[Data excerpts]

****************************************

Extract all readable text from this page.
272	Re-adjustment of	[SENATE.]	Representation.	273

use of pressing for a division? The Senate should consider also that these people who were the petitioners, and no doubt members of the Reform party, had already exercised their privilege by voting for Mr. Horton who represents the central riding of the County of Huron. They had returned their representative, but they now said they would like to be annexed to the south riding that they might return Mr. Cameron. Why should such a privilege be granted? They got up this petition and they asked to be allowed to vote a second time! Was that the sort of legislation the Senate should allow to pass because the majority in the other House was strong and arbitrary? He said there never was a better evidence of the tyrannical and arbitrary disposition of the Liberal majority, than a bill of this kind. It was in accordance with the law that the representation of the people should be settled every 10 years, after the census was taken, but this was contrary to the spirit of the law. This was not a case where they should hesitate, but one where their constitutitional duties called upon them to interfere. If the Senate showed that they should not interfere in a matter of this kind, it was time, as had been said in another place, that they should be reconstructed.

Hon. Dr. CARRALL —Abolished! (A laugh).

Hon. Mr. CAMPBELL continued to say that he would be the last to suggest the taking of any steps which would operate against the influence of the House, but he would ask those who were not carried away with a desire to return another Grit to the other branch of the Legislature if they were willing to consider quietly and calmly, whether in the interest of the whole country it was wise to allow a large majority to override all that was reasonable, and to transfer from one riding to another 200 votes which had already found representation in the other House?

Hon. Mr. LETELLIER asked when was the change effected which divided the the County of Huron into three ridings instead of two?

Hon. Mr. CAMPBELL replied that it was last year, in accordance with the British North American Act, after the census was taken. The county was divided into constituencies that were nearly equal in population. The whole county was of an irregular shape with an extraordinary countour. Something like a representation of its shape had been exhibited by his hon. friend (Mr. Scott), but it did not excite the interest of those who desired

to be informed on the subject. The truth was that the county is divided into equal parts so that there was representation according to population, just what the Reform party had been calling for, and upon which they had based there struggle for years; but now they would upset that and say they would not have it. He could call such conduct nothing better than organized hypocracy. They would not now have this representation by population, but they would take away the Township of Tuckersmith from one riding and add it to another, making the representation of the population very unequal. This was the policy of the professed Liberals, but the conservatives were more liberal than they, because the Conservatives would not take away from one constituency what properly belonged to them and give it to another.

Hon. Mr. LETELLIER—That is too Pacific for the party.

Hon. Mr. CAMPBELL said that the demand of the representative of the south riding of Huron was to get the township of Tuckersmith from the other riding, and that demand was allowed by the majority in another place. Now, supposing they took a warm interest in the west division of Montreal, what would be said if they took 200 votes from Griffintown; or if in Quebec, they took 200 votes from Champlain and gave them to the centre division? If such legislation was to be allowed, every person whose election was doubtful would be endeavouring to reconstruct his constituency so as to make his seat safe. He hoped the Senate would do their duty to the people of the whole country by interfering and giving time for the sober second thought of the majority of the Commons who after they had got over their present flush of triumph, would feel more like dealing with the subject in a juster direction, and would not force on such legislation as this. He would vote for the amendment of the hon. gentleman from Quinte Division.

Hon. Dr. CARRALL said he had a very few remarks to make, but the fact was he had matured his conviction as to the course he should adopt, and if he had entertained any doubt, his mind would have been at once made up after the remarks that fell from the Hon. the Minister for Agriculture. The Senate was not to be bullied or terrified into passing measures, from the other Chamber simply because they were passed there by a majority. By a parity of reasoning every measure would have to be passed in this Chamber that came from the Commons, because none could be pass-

****************************************

PROBLEM DESCRIPTION:
Print every record above exactly as written.

TASK RESPONSE:
Extract all readable text from this page.
272	Re-adjustment of	[SENATE.]	Representation.	273

use of pressing for a division? The Senate should consider also that these people who were the petitioners, and no doubt members of the Reform party, had already exercised their privilege by voting for Mr. Horton who represents the central riding of the County of Huron. They had returned their representative, but they now said they would like to be annexed to the south riding that they might return Mr. Cameron. Why should such a privilege be granted? They got up this petition and they asked to be allowed to vote a second time! Was that the sort of legislation the Senate should allow to pass because the majority in the other House was strong and arbitrary? He said there never was a better evidence of the tyrannical and arbitrary disposition of the Liberal majority, than a bill of this kind. It was in accordance with the law that the representation of the people should be settled every 10 years, after the census was taken, but this was contrary to the spirit of the law. This was not a case where they should hesitate, but one where their constitutitional duties called upon them to interfere. If the Senate showed that they should not interfere in a matter of this kind, it was time, as had been said in another place, that they should be reconstructed.

Hon. Dr. CARRALL —Abolished! (A laugh).

Hon. Mr. CAMPBELL continued to say that he would be the last to suggest the taking of any steps which would operate against the influence of the House, but he would ask those who were not carried away with a desire to return another Grit to the other branch of the Legislature if they were willing to consider quietly and calmly, whether in the interest of the whole country it was wise to allow a large majority to override all that was reasonable, and to transfer from one riding to another 200 votes which had already found representation in the other House?

Hon. Mr. LETELLIER asked when was the change effected which divided the the County of Huron into three ridings instead of two?

Hon. Mr. CAMPBELL replied that it was last year, in accordance with the British North American Act, after the census was taken. The county was divided into constituencies that were nearly equal in population. The whole county was of an irregular shape with an extraordinary countour. Something like a representation of its shape had been exhibited by his hon. friend (Mr. Scott), but it did not excite the interest of those who desired

to be informed on the subject. The truth was that the county is divided into equal parts so that there was representation according to population, just what the Reform party had been calling for, and upon which they had based there struggle for years; but now they would upset that and say they would not have it. He could call such conduct nothing better than organized hypocracy. They would not now have this representation by population, but they would take away the Township of Tuckersmith from one riding and add it to another, making the representation of the population very unequal. This was the policy of the professed Liberals, but the conservatives were more liberal than they, because the Conservatives would not take away from one constituency what properly belonged to them and give it to another.

Hon. Mr. LETELLIER—That is too Pacific for the party.

Hon. Mr. CAMPBELL said that the demand of the representative of the south riding of Huron was to get the township of Tuckersmith from the other riding, and that demand was allowed by the majority in another place. Now, supposing they took a warm interest in the west division of Montreal, what would be said if they took 200 votes from Griffintown; or if in Quebec, they took 200 votes from Champlain and gave them to the centre division? If such legislation was to be allowed, every person whose election was doubtful would be endeavouring to reconstruct his constituency so as to make his seat safe. He hoped the Senate would do their duty to the people of the whole country by interfering and giving time for the sober second thought of the majority of the Commons who after they had got over their present flush of triumph, would feel more like dealing with the subject in a juster direction, and would not force on such legislation as this. He would vote for the amendment of the hon. gentleman from Quinte Division.

Hon. Dr. CARRALL said he had a very few remarks to make, but the fact was he had matured his conviction as to the course he should adopt, and if he had entertained any doubt, his mind would have been at once made up after the remarks that fell from the Hon. the Minister for Agriculture. The Senate was not to be bullied or terrified into passing measures, from the other Chamber simply because they were passed there by a majority. By a parity of reasoning every measure would have to be passed in this Chamber that came from the Commons, because none could be pass-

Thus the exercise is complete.